Data supplied →
────────────────
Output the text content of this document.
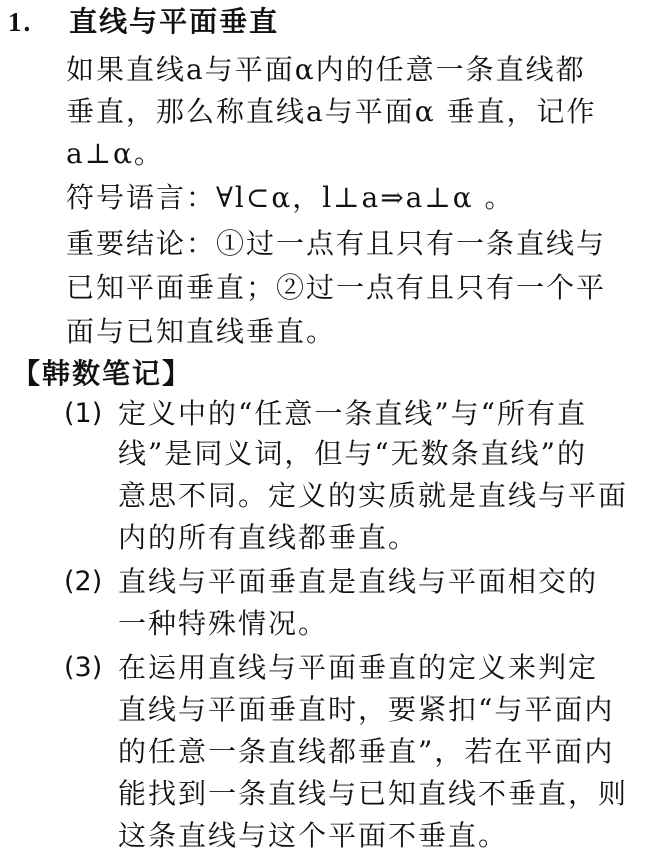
1. 直线与平面垂直
如果直线a与平面α内的任意一条直线都
垂直，那么称直线a与平面α 垂直，记作
a⊥α。
符号语言：∀l⊂α，l⊥a⇒a⊥α 。
重要结论：①过一点有且只有一条直线与
已知平面垂直；②过一点有且只有一个平
面与已知直线垂直。
【韩数笔记】
(1) 定义中的“任意一条直线”与“所有直
线”是同义词，但与“无数条直线”的
意思不同。定义的实质就是直线与平面
内的所有直线都垂直。
(2) 直线与平面垂直是直线与平面相交的
一种特殊情况。
(3) 在运用直线与平面垂直的定义来判定
直线与平面垂直时，要紧扣“与平面内
的任意一条直线都垂直”，若在平面内
能找到一条直线与已知直线不垂直，则
这条直线与这个平面不垂直。
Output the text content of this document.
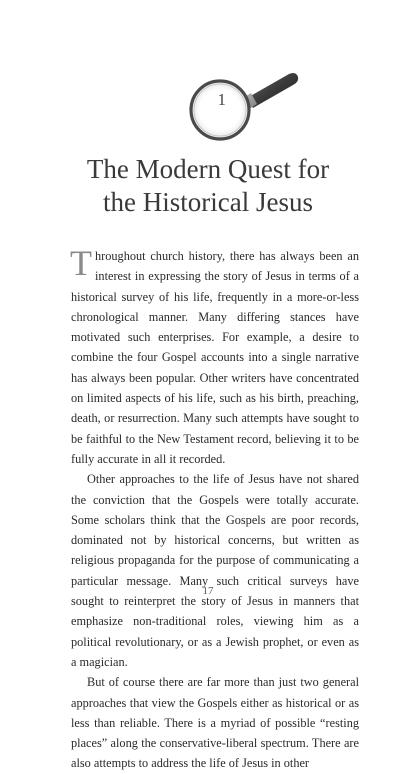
1
The Modern Quest for
the Historical Jesus

Throughout church history, there has always been an interest in expressing the story of Jesus in terms of a historical survey of his life, frequently in a more-or-less chronological manner. Many differing stances have motivated such enterprises. For example, a desire to combine the four Gospel accounts into a single narrative has always been popular. Other writers have concentrated on limited aspects of his life, such as his birth, preaching, death, or resurrection. Many such attempts have sought to be faithful to the New Testament record, believing it to be fully accurate in all it recorded.

Other approaches to the life of Jesus have not shared the conviction that the Gospels were totally accurate. Some scholars think that the Gospels are poor records, dominated not by historical concerns, but written as religious propaganda for the purpose of communicating a particular message. Many such critical surveys have sought to reinterpret the story of Jesus in manners that emphasize non-traditional roles, viewing him as a political revolutionary, or as a Jewish prophet, or even as a magician.

But of course there are far more than just two general approaches that view the Gospels either as historical or as less than reliable. There is a myriad of possible “resting places” along the conservative-liberal spectrum. There are also attempts to address the life of Jesus in other

17
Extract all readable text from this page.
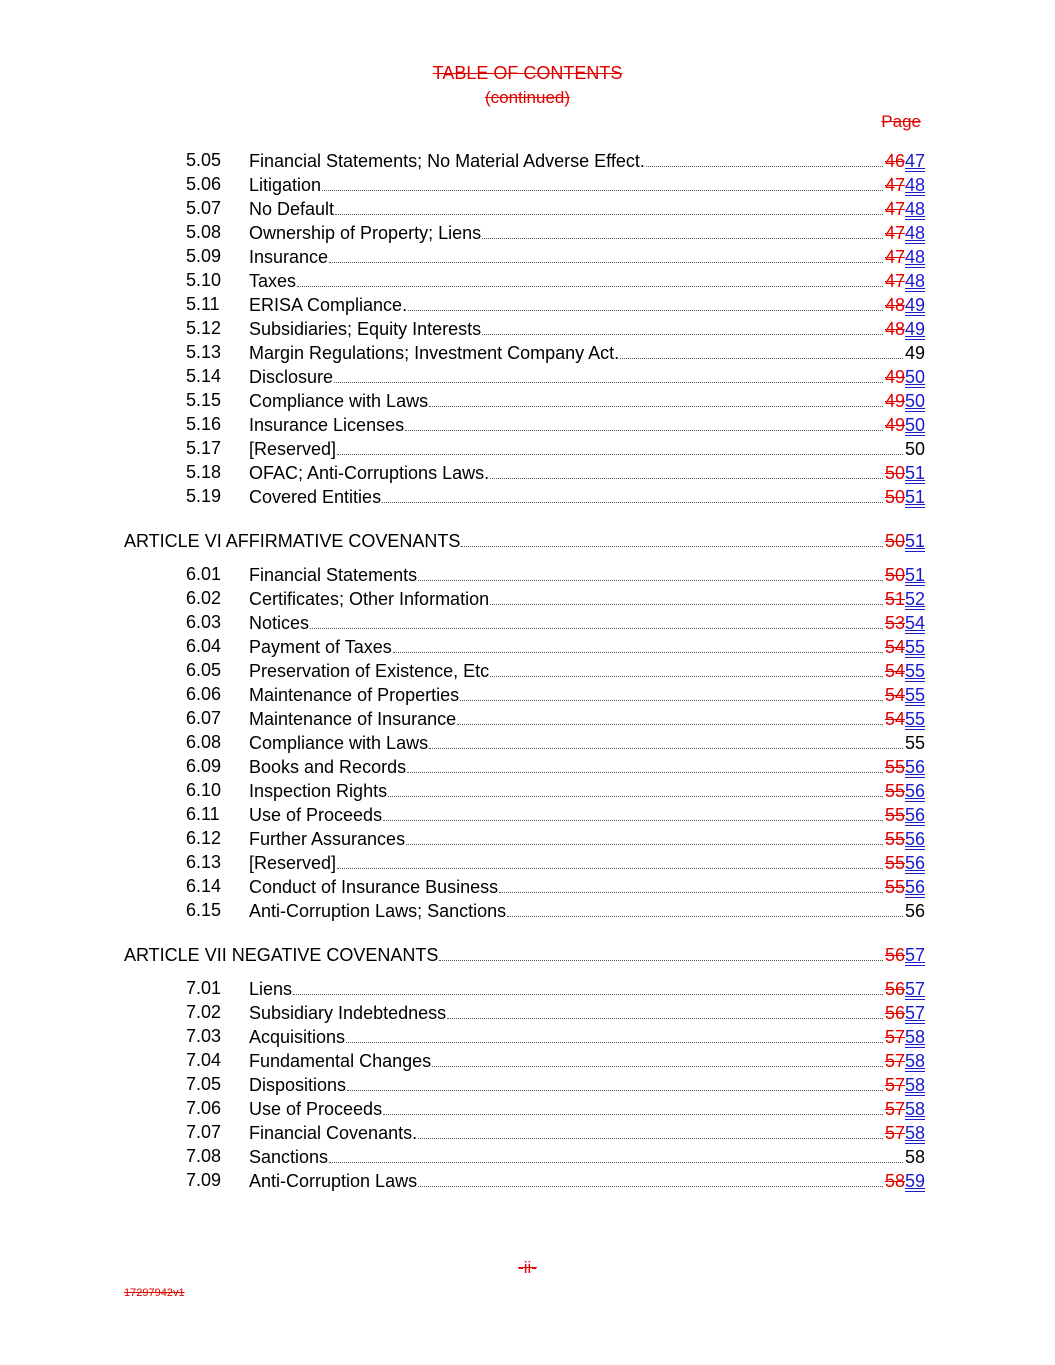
TABLE OF CONTENTS
(continued)
Page
5.05 Financial Statements; No Material Adverse Effect.	4647
5.06 Litigation	4748
5.07 No Default	4748
5.08 Ownership of Property; Liens	4748
5.09 Insurance	4748
5.10 Taxes	4748
5.11 ERISA Compliance.	4849
5.12 Subsidiaries; Equity Interests	4849
5.13 Margin Regulations; Investment Company Act.	49
5.14 Disclosure	4950
5.15 Compliance with Laws	4950
5.16 Insurance Licenses	4950
5.17 [Reserved]	50
5.18 OFAC; Anti-Corruptions Laws.	5051
5.19 Covered Entities	5051
ARTICLE VI AFFIRMATIVE COVENANTS	5051
6.01 Financial Statements	5051
6.02 Certificates; Other Information	5152
6.03 Notices	5354
6.04 Payment of Taxes	5455
6.05 Preservation of Existence, Etc	5455
6.06 Maintenance of Properties	5455
6.07 Maintenance of Insurance	5455
6.08 Compliance with Laws	55
6.09 Books and Records	5556
6.10 Inspection Rights	5556
6.11 Use of Proceeds	5556
6.12 Further Assurances	5556
6.13 [Reserved]	5556
6.14 Conduct of Insurance Business	5556
6.15 Anti-Corruption Laws; Sanctions	56
ARTICLE VII NEGATIVE COVENANTS	5657
7.01 Liens	5657
7.02 Subsidiary Indebtedness	5657
7.03 Acquisitions	5758
7.04 Fundamental Changes	5758
7.05 Dispositions	5758
7.06 Use of Proceeds	5758
7.07 Financial Covenants.	5758
7.08 Sanctions	58
7.09 Anti-Corruption Laws	5859
-ii-
17297942v1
────────────────
Task details → Write the full listing out again with every line unchanged, but include no pictures.

Response →
Output the text content of this document.
1. 直线与平面垂直
如果直线a与平面α内的任意一条直线都
垂直，那么称直线a与平面α 垂直，记作
a⊥α。
符号语言：∀l⊂α，l⊥a⇒a⊥α 。
重要结论：①过一点有且只有一条直线与
已知平面垂直；②过一点有且只有一个平
面与已知直线垂直。
【韩数笔记】
(1) 定义中的“任意一条直线”与“所有直
线”是同义词，但与“无数条直线”的
意思不同。定义的实质就是直线与平面
内的所有直线都垂直。
(2) 直线与平面垂直是直线与平面相交的
一种特殊情况。
(3) 在运用直线与平面垂直的定义来判定
直线与平面垂直时，要紧扣“与平面内
的任意一条直线都垂直”，若在平面内
能找到一条直线与已知直线不垂直，则
这条直线与这个平面不垂直。
Output the text content of this document.
1
The Modern Quest for
the Historical Jesus

Throughout church history, there has always been an interest in expressing the story of Jesus in terms of a historical survey of his life, frequently in a more-or-less chronological manner. Many differing stances have motivated such enterprises. For example, a desire to combine the four Gospel accounts into a single narrative has always been popular. Other writers have concentrated on limited aspects of his life, such as his birth, preaching, death, or resurrection. Many such attempts have sought to be faithful to the New Testament record, believing it to be fully accurate in all it recorded.

Other approaches to the life of Jesus have not shared the conviction that the Gospels were totally accurate. Some scholars think that the Gospels are poor records, dominated not by historical concerns, but written as religious propaganda for the purpose of communicating a particular message. Many such critical surveys have sought to reinterpret the story of Jesus in manners that emphasize non-traditional roles, viewing him as a political revolutionary, or as a Jewish prophet, or even as a magician.

But of course there are far more than just two general approaches that view the Gospels either as historical or as less than reliable. There is a myriad of possible “resting places” along the conservative-liberal spectrum. There are also attempts to address the life of Jesus in other

17
Extract all readable text from this page.
TABLE OF CONTENTS
(continued)
Page
5.05 Financial Statements; No Material Adverse Effect.	4647
5.06 Litigation	4748
5.07 No Default	4748
5.08 Ownership of Property; Liens	4748
5.09 Insurance	4748
5.10 Taxes	4748
5.11 ERISA Compliance.	4849
5.12 Subsidiaries; Equity Interests	4849
5.13 Margin Regulations; Investment Company Act.	49
5.14 Disclosure	4950
5.15 Compliance with Laws	4950
5.16 Insurance Licenses	4950
5.17 [Reserved]	50
5.18 OFAC; Anti-Corruptions Laws.	5051
5.19 Covered Entities	5051
ARTICLE VI AFFIRMATIVE COVENANTS	5051
6.01 Financial Statements	5051
6.02 Certificates; Other Information	5152
6.03 Notices	5354
6.04 Payment of Taxes	5455
6.05 Preservation of Existence, Etc	5455
6.06 Maintenance of Properties	5455
6.07 Maintenance of Insurance	5455
6.08 Compliance with Laws	55
6.09 Books and Records	5556
6.10 Inspection Rights	5556
6.11 Use of Proceeds	5556
6.12 Further Assurances	5556
6.13 [Reserved]	5556
6.14 Conduct of Insurance Business	5556
6.15 Anti-Corruption Laws; Sanctions	56
ARTICLE VII NEGATIVE COVENANTS	5657
7.01 Liens	5657
7.02 Subsidiary Indebtedness	5657
7.03 Acquisitions	5758
7.04 Fundamental Changes	5758
7.05 Dispositions	5758
7.06 Use of Proceeds	5758
7.07 Financial Covenants.	5758
7.08 Sanctions	58
7.09 Anti-Corruption Laws	5859
-ii-
17297942v1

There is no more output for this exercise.